## What is required
All of the data below must be repeated exactly.

Data excerpts
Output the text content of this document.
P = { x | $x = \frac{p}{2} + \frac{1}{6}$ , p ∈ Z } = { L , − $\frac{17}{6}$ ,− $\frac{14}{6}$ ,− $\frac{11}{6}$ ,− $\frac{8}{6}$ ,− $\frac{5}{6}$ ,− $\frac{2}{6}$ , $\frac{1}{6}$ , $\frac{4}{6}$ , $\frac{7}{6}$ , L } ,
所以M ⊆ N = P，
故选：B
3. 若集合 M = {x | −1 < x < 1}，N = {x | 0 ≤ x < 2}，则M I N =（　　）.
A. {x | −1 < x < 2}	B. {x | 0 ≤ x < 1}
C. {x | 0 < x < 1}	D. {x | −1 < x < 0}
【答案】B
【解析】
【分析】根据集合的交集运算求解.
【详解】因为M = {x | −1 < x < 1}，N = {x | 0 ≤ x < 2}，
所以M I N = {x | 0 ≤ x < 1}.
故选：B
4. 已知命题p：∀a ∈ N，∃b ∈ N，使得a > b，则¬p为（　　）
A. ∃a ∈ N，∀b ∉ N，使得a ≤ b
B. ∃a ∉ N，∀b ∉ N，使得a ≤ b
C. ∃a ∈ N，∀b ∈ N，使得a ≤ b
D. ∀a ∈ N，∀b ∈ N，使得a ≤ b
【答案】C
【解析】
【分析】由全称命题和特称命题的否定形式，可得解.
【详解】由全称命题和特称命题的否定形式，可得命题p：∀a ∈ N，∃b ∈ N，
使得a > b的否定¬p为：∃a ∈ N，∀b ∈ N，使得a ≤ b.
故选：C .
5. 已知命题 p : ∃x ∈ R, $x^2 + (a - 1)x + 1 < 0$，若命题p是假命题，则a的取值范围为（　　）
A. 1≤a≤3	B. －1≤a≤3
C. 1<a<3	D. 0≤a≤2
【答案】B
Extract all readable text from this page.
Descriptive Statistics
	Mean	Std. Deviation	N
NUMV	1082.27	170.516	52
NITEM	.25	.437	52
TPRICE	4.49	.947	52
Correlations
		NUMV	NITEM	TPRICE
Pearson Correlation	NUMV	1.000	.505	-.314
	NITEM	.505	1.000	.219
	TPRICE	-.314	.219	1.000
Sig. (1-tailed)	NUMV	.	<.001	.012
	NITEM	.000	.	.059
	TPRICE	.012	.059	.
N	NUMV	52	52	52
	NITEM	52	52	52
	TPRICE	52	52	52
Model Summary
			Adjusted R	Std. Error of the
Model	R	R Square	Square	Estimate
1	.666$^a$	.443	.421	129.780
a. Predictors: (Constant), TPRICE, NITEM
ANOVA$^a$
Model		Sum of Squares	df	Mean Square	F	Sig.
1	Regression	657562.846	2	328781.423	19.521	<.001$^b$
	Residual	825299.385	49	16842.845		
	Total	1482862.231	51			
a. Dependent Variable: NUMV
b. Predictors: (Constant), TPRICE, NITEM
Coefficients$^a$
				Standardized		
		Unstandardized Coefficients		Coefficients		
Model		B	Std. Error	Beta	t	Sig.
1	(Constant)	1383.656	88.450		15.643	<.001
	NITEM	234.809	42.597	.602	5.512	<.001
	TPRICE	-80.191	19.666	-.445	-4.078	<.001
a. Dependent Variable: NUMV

## Solution to this problem
Output the text content of this document.
P = { x | $x = \frac{p}{2} + \frac{1}{6}$ , p ∈ Z } = { L , − $\frac{17}{6}$ ,− $\frac{14}{6}$ ,− $\frac{11}{6}$ ,− $\frac{8}{6}$ ,− $\frac{5}{6}$ ,− $\frac{2}{6}$ , $\frac{1}{6}$ , $\frac{4}{6}$ , $\frac{7}{6}$ , L } ,
所以M ⊆ N = P，
故选：B
3. 若集合 M = {x | −1 < x < 1}，N = {x | 0 ≤ x < 2}，则M I N =（　　）.
A. {x | −1 < x < 2}	B. {x | 0 ≤ x < 1}
C. {x | 0 < x < 1}	D. {x | −1 < x < 0}
【答案】B
【解析】
【分析】根据集合的交集运算求解.
【详解】因为M = {x | −1 < x < 1}，N = {x | 0 ≤ x < 2}，
所以M I N = {x | 0 ≤ x < 1}.
故选：B
4. 已知命题p：∀a ∈ N，∃b ∈ N，使得a > b，则¬p为（　　）
A. ∃a ∈ N，∀b ∉ N，使得a ≤ b
B. ∃a ∉ N，∀b ∉ N，使得a ≤ b
C. ∃a ∈ N，∀b ∈ N，使得a ≤ b
D. ∀a ∈ N，∀b ∈ N，使得a ≤ b
【答案】C
【解析】
【分析】由全称命题和特称命题的否定形式，可得解.
【详解】由全称命题和特称命题的否定形式，可得命题p：∀a ∈ N，∃b ∈ N，
使得a > b的否定¬p为：∃a ∈ N，∀b ∈ N，使得a ≤ b.
故选：C .
5. 已知命题 p : ∃x ∈ R, $x^2 + (a - 1)x + 1 < 0$，若命题p是假命题，则a的取值范围为（　　）
A. 1≤a≤3	B. －1≤a≤3
C. 1<a<3	D. 0≤a≤2
【答案】B
Extract all readable text from this page.
Descriptive Statistics
	Mean	Std. Deviation	N
NUMV	1082.27	170.516	52
NITEM	.25	.437	52
TPRICE	4.49	.947	52
Correlations
		NUMV	NITEM	TPRICE
Pearson Correlation	NUMV	1.000	.505	-.314
	NITEM	.505	1.000	.219
	TPRICE	-.314	.219	1.000
Sig. (1-tailed)	NUMV	.	<.001	.012
	NITEM	.000	.	.059
	TPRICE	.012	.059	.
N	NUMV	52	52	52
	NITEM	52	52	52
	TPRICE	52	52	52
Model Summary
			Adjusted R	Std. Error of the
Model	R	R Square	Square	Estimate
1	.666$^a$	.443	.421	129.780
a. Predictors: (Constant), TPRICE, NITEM
ANOVA$^a$
Model		Sum of Squares	df	Mean Square	F	Sig.
1	Regression	657562.846	2	328781.423	19.521	<.001$^b$
	Residual	825299.385	49	16842.845		
	Total	1482862.231	51			
a. Dependent Variable: NUMV
b. Predictors: (Constant), TPRICE, NITEM
Coefficients$^a$
				Standardized		
		Unstandardized Coefficients		Coefficients		
Model		B	Std. Error	Beta	t	Sig.
1	(Constant)	1383.656	88.450		15.643	<.001
	NITEM	234.809	42.597	.602	5.512	<.001
	TPRICE	-80.191	19.666	-.445	-4.078	<.001
a. Dependent Variable: NUMV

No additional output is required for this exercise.